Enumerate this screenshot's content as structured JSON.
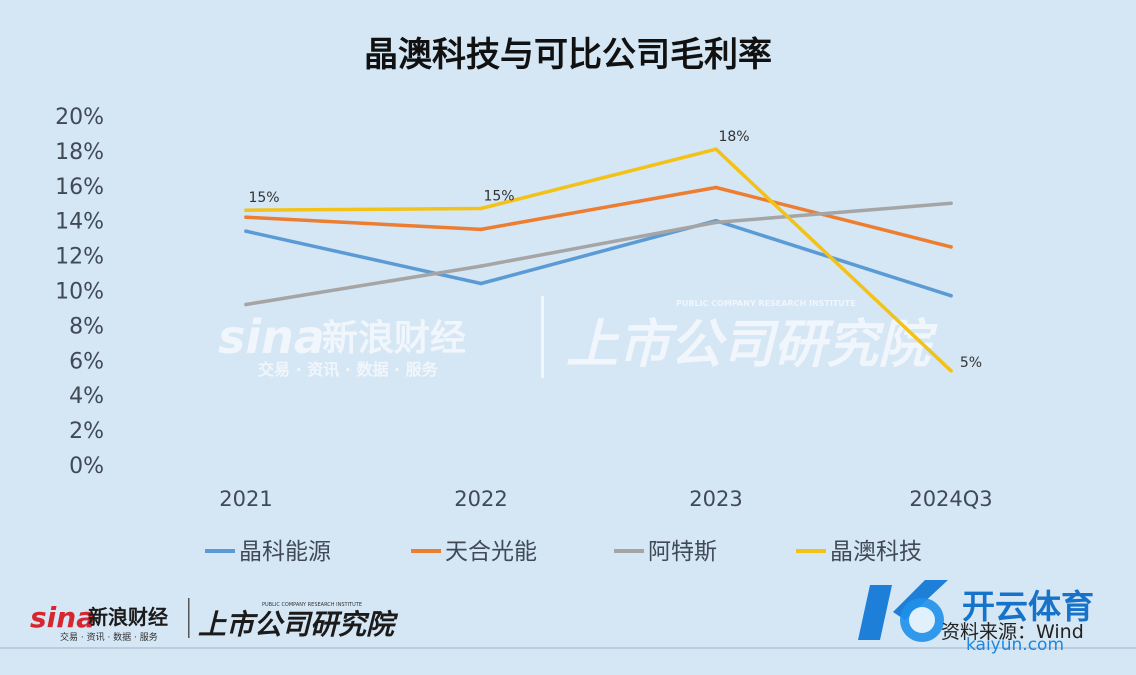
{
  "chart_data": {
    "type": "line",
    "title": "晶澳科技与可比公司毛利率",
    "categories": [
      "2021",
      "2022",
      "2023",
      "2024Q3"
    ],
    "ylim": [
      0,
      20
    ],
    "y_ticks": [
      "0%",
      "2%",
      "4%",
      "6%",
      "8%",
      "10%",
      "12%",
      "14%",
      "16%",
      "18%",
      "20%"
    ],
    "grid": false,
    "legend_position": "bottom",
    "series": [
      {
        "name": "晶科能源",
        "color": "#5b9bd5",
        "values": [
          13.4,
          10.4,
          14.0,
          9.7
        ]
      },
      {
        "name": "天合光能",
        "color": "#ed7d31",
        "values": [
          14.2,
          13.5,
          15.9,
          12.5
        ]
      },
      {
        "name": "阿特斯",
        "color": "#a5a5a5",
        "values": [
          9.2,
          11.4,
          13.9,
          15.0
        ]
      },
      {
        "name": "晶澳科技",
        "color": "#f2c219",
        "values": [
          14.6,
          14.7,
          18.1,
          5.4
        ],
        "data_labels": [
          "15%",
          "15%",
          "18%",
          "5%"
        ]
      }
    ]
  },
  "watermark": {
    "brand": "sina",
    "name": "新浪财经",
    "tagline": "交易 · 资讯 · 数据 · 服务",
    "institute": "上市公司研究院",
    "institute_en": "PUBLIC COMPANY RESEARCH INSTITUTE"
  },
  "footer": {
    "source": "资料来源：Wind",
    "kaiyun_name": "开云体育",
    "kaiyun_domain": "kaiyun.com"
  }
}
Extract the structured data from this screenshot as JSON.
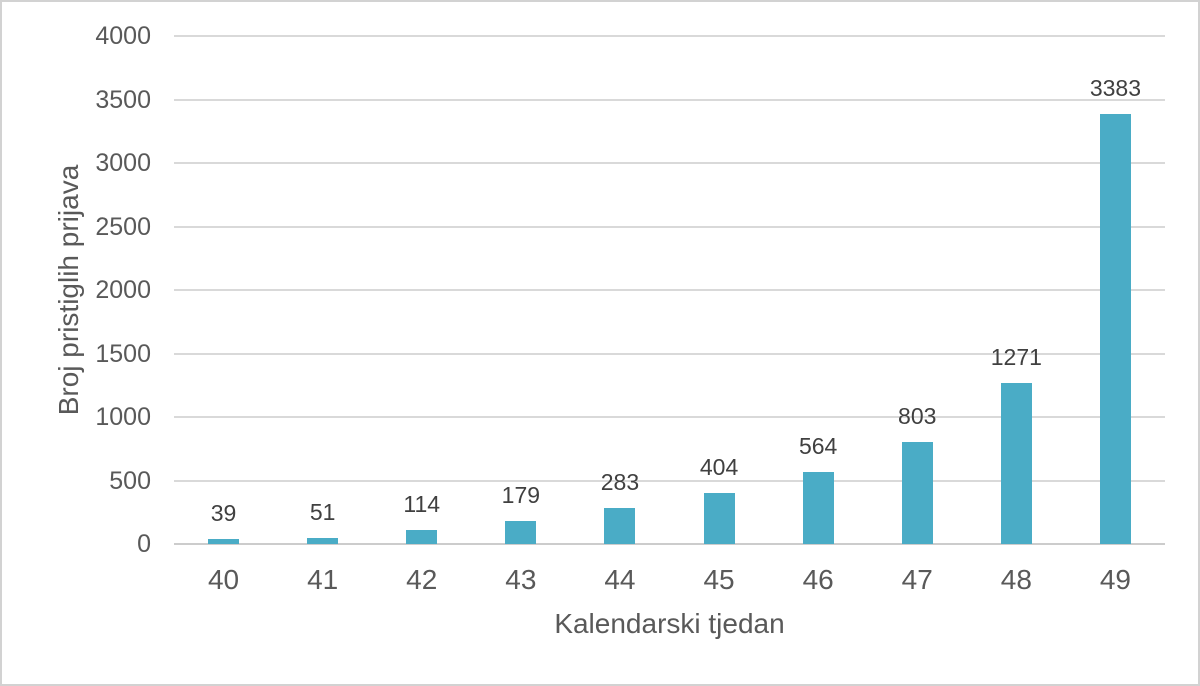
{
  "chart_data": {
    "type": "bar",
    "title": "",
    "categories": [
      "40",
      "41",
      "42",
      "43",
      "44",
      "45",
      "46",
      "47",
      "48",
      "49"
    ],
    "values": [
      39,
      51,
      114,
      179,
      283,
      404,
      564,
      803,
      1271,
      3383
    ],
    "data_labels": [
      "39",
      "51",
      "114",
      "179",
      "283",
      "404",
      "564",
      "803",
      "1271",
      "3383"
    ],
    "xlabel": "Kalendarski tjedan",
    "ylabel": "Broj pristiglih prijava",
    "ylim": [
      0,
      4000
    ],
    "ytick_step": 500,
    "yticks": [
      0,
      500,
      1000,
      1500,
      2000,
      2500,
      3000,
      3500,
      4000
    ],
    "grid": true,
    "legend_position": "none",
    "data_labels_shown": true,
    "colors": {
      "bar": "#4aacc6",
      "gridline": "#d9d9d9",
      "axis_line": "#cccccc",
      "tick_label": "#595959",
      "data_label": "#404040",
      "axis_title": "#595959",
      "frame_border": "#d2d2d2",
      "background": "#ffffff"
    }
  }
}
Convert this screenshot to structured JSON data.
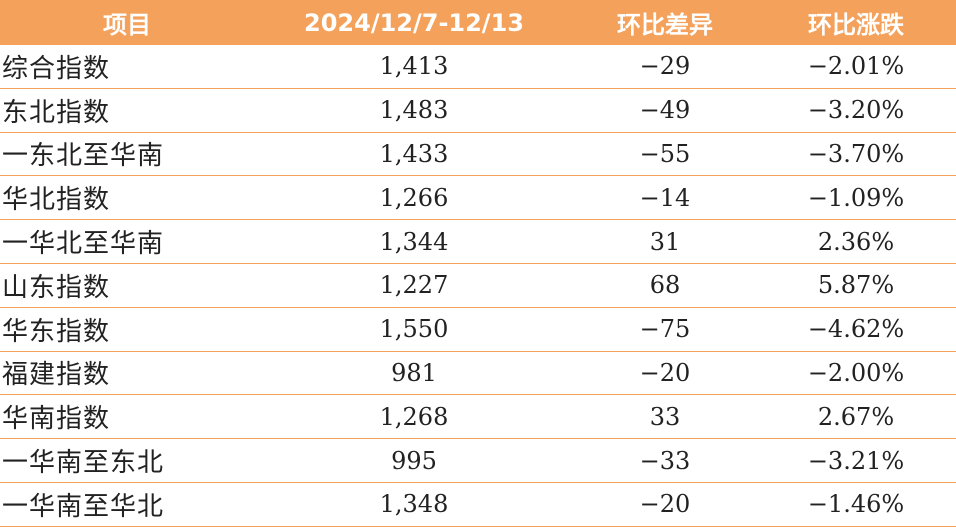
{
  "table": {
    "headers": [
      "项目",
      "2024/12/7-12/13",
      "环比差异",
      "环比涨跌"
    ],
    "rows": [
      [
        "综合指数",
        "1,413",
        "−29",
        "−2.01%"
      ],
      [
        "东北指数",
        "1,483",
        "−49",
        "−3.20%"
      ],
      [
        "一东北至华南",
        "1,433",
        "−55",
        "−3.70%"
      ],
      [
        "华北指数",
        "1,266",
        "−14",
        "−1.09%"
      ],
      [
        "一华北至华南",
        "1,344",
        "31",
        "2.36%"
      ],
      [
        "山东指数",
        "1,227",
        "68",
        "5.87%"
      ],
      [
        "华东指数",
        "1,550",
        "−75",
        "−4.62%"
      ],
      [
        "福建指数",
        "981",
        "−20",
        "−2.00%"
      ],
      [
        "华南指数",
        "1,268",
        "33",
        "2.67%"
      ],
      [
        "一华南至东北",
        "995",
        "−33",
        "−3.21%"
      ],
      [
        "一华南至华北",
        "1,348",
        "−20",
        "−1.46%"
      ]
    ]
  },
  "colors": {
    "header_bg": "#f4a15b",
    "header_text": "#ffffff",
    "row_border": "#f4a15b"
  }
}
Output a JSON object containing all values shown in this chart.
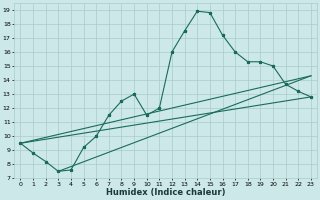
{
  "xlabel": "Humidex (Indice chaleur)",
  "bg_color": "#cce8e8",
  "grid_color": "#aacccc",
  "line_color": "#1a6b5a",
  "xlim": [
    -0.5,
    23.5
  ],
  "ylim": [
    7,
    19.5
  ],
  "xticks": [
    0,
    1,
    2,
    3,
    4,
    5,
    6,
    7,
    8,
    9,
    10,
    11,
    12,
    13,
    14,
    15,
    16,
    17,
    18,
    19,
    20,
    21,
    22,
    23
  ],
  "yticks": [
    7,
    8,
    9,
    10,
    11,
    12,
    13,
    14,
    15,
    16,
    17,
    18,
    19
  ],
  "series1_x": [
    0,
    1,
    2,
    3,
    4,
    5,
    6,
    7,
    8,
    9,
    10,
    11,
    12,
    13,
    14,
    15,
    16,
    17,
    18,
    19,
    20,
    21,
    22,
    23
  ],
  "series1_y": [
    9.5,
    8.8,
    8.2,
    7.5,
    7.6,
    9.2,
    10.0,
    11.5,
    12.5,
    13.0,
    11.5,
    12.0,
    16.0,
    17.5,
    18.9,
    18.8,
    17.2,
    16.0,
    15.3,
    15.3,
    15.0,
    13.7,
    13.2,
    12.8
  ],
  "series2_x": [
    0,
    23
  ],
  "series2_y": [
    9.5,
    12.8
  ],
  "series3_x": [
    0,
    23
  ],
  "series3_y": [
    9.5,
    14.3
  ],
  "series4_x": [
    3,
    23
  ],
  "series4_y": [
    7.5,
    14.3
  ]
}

+ + + +

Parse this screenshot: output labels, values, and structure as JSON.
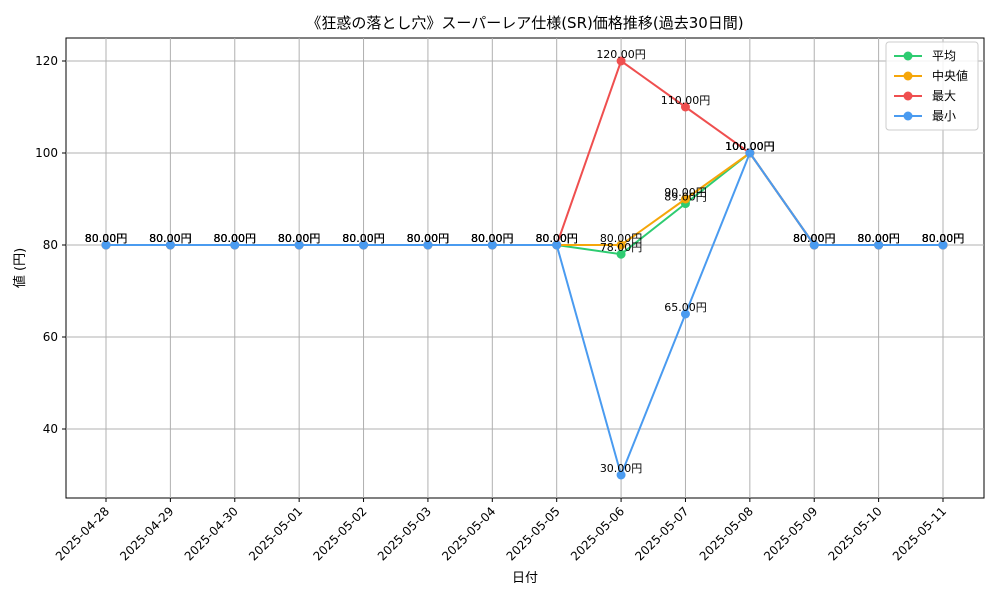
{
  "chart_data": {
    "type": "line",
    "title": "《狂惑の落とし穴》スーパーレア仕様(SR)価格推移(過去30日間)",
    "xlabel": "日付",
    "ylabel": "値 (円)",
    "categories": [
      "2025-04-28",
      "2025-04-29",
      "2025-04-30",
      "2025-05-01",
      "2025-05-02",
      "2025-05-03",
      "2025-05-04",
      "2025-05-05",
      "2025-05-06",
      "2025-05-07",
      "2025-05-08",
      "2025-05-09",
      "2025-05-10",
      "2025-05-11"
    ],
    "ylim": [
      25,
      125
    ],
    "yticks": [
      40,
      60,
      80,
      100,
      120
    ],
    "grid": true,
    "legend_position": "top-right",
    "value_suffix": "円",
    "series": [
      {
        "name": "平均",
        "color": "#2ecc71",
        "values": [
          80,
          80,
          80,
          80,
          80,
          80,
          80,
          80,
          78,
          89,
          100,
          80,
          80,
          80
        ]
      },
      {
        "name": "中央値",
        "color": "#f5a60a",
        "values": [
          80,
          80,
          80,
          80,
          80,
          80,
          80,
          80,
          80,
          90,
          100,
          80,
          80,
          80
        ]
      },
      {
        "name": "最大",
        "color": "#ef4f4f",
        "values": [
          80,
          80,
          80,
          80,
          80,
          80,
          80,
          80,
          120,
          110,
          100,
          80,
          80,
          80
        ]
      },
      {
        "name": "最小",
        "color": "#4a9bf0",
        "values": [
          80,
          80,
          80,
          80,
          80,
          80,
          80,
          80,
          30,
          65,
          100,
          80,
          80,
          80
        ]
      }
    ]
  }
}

+ + + +

> [What the task requires]
Answer with a single number: the count of lines holding the word "xlabel".

> [Problem solution]
3